**Document section:**
-=-=-=-=-
# coyotes



## davie1989 (Mar 31, 2010)

hi 
im david 
i live on strt 700 down from the college goin towards 422..well were im at i hear coyotes every other week and when we do hear them they sound to close for comfort really and it sounds like 6 to 8 of them ....whats the best ways of takein them out? i was jus gona get some shells and sit in a tree stand with mabe some raw meat laying out? idk if theres anything in the rules agenst that stuff ..i also can get calls thats no problem ...is there any rules on wat gun i could use ,rifle,shotgun,rail gun lmfao =) any anwsers will be a huge help thankks =)


----------



## scallop (Apr 1, 2007)

as long as you have a valid/current ohio hunting license there is an open season on yotes. no restriction on hours, how you hunt or what weapon you use, and hunting over bait is legal. just make sure you are using enough gun (ie no .22 rimfire or .17 rimfire, 00 buck at least) be safe and good hunting.


----------



## bassfisher0869 (Mar 31, 2010)

the only closed season for coyotes is when it is open deer gun season other than that you are fine. if you know any one who has chickens get on or 2. tie their leg up with a rope and nail a spike in the groud so they can only go so far the coyotes will have fun and so will you. if you use a shot gun make sure its buck shot.. other than that have fun my friend


----------



## Header (Apr 14, 2004)

You don't mention how many acres you have or if you are shooting from your land or not. If you are on your property you won't need a license, landowner you know, don't shoot off your porperty. Best rifles in any model, lever, bolt or semi-auto, yes even an AR-15, would be in the 22cal range 22-250, .223, 220swift, 222 some use the .17 primered tampered case, not the rimfire .17hmr, (some might agrue), Those won't put large holes in the hide if you want to mount it. During summer the hides may not be mount worthy, they shed & look mangy. Some have used any cal. up through 7mm. The shotgun would be 00 or deerslugs, closer range. I've used blood parts of beef to include a fresh, at the time, egg. Let that sit for a couple days in a plastic bag, through it out on the ground and get back 150yds or so up a tree if you want and wait. Don't move much they'll bust you as easy as turkey do and be gone. Hope you have a red light for your scope for after sunset. We quit on ours to early but the bait was gone in the morning. That chicken thing sounds like a good idea, don't look to get it back. I've heard of people even using rabbits and kittens on a leash, again I've only heard.

Bassfisher there is no closed season for yotes, during gun season we've killed them with deerslugs or pistols, legal for deer weapons.


----------



## davie1989 (Mar 31, 2010)

sorry i didnt think of it im on a rentin area there like 40 achers out back HUGE area ive talk to the landlords and they said shooot em! guns i can get hold of a 12 gauge idk wat kind i think single shot tho its ment for duck or goose huntin its long.. and a bolt action 12 gauge but i guess it dont work lol and i can get hold of my dads 22. long rifle semi auto lol uh no scopes tho =( was thinkin more ambush with bright lights and a few buddys with some meat out hahah or i was thinkin bout goin out earllllyyyyyy morning with bait and wait but ive never even hunted soo im new to this haha why i posted sumthing on here =) thank you all for anwsers


----------



## catmando (Aug 21, 2006)
-=-=-=-=-
**Dataset content:**
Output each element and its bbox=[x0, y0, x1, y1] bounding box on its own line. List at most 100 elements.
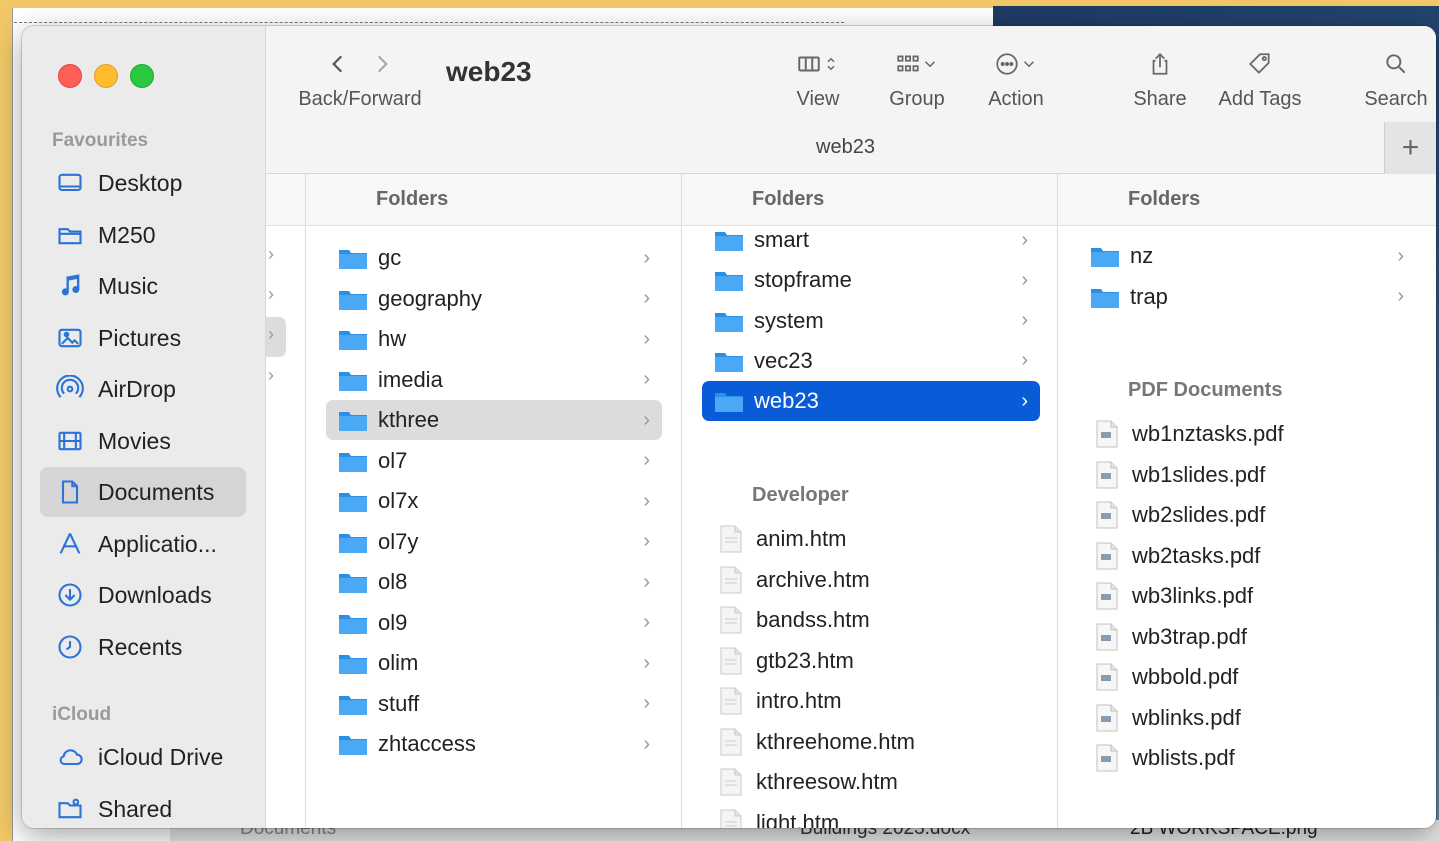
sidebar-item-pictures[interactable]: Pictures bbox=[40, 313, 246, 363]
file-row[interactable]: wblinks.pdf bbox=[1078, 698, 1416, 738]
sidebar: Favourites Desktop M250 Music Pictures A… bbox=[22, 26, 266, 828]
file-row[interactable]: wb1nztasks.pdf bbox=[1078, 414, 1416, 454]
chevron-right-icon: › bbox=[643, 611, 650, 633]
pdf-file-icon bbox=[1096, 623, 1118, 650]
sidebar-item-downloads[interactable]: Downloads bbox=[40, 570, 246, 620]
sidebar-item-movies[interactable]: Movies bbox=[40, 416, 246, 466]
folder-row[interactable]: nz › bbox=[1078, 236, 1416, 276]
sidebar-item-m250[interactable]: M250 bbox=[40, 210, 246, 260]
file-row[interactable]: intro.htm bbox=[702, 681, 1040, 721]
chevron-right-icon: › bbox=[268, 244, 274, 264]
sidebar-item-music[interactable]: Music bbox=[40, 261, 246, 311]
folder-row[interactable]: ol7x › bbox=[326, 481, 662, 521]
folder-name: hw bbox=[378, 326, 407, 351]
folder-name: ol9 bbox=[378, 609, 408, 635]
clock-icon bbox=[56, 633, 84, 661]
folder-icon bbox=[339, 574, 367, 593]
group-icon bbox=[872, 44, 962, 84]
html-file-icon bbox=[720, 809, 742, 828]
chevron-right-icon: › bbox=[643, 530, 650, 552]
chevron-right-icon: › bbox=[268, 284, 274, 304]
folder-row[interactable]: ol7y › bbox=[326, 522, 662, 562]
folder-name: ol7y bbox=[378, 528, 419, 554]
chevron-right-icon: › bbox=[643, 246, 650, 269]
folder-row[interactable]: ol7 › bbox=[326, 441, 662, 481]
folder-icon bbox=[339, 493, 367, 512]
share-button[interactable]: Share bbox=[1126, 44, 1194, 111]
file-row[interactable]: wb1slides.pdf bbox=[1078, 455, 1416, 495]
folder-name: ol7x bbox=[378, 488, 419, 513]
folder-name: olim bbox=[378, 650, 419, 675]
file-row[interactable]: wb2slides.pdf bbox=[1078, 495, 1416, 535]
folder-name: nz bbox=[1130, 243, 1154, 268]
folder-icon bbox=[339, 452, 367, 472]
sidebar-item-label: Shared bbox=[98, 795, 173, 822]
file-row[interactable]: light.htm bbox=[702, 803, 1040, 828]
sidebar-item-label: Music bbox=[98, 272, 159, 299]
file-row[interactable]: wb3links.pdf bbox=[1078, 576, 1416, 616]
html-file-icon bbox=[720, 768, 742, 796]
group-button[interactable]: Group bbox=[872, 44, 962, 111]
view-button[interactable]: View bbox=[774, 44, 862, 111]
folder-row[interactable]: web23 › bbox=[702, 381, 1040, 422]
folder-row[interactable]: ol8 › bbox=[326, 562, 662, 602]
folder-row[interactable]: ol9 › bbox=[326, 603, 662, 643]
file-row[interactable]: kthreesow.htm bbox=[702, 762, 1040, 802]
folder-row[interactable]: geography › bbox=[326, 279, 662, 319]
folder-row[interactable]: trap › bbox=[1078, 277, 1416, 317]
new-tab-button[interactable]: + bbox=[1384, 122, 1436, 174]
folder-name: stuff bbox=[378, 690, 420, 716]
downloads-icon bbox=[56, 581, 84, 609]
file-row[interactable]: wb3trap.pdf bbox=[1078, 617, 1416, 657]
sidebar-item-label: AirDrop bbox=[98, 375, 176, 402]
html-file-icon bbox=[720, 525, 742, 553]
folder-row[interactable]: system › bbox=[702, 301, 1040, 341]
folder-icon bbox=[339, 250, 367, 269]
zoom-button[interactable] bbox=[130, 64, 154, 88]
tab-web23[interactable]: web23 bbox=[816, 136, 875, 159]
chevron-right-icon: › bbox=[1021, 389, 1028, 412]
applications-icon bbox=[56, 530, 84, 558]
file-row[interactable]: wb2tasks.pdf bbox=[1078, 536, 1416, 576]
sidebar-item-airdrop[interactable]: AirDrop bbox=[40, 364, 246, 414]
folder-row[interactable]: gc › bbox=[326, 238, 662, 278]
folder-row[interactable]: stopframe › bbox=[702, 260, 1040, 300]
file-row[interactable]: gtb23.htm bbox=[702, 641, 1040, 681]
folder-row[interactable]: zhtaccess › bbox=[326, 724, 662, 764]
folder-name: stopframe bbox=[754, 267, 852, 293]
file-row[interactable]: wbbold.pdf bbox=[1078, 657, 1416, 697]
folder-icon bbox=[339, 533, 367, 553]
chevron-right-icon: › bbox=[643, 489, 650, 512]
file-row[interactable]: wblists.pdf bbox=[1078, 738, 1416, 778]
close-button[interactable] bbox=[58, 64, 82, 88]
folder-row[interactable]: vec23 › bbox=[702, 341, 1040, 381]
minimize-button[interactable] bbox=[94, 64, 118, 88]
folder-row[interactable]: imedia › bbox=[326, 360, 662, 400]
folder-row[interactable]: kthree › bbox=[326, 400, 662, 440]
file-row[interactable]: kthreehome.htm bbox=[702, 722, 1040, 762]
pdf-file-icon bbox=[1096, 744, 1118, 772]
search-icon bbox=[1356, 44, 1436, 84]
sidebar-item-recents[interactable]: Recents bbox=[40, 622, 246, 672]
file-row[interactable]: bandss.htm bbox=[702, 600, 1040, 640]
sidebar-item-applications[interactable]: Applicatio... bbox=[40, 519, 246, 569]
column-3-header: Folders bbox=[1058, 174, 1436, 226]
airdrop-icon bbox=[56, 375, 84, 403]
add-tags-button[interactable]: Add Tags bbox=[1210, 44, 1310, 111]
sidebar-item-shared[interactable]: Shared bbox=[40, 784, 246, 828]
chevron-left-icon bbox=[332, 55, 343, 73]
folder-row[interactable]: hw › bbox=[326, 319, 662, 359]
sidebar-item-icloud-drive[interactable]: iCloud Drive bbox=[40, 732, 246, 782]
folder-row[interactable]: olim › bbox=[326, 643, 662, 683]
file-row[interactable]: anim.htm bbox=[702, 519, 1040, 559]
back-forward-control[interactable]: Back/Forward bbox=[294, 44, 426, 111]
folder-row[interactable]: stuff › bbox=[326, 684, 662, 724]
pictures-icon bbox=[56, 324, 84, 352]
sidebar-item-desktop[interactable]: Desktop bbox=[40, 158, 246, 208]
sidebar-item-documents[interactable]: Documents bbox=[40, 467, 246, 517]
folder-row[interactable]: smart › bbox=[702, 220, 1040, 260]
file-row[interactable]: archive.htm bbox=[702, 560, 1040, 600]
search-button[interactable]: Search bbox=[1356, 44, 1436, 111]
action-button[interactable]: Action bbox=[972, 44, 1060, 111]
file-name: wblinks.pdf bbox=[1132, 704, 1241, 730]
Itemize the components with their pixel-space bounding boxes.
-=-=-=-=-
**Written tasks:**
• a. Repeat the part of the coyote hunting thread that begins with the words "as long as you" and ends after the words "and good hunting.".
• b. In the coyote hunting thread, rewrite the paragraph that begins "as long as you have a valid/current ohio hunting license" as a short bulleted list that keeps its main facts.
The records have nothing to do with the work here.

**Results for each task:**
• a.
as long as you have a valid/current ohio hunting license there is an open season on yotes. no restriction on hours, how you hunt or what weapon you use, and hunting over bait is legal. just make sure you are using enough gun (ie no .22 rimfire or .17 rimfire, 00 buck at least) be safe and good hunting.

• b.
- A valid, current Ohio hunting license means coyote season is open.
- There are no restrictions on hours, hunting method, or weapon.
- Hunting over bait is legal.
- Use enough gun: no .22 or .17 rimfire, and at least 00 buck.
- Be safe.